### ENTRIES
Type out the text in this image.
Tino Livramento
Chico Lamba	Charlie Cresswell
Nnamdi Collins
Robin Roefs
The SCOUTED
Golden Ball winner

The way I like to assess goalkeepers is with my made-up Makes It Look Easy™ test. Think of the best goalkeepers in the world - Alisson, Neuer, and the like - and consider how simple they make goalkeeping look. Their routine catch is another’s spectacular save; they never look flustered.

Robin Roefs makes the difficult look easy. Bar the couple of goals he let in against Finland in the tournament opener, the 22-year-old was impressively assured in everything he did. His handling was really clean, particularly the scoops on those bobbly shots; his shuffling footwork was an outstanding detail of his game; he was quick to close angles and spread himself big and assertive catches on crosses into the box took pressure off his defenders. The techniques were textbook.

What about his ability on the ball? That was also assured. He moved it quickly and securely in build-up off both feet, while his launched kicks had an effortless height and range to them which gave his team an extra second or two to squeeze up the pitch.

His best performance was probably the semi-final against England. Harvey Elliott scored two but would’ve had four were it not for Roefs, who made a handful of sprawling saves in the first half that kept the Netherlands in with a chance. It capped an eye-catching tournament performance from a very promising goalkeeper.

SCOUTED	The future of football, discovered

### EXERCISE AIM
Identify lines with the string "assured". Copy each one.

### FINAL ANSWER
Robin Roefs makes the difficult look easy. Bar the couple of goals he let in against Finland in the tournament opener, the 22-year-old was impressively assured in everything he did. His handling was really clean, particularly the scoops on those bobbly shots; his shuffling footwork was an outstanding detail of his game; he was quick to close angles and spread himself big and assertive catches on crosses into the box took pressure off his defenders. The techniques were textbook.
What about his ability on the ball? That was also assured. He moved it quickly and securely in build-up off both feet, while his launched kicks had an effortless height and range to them which gave his team an extra second or two to squeeze up the pitch.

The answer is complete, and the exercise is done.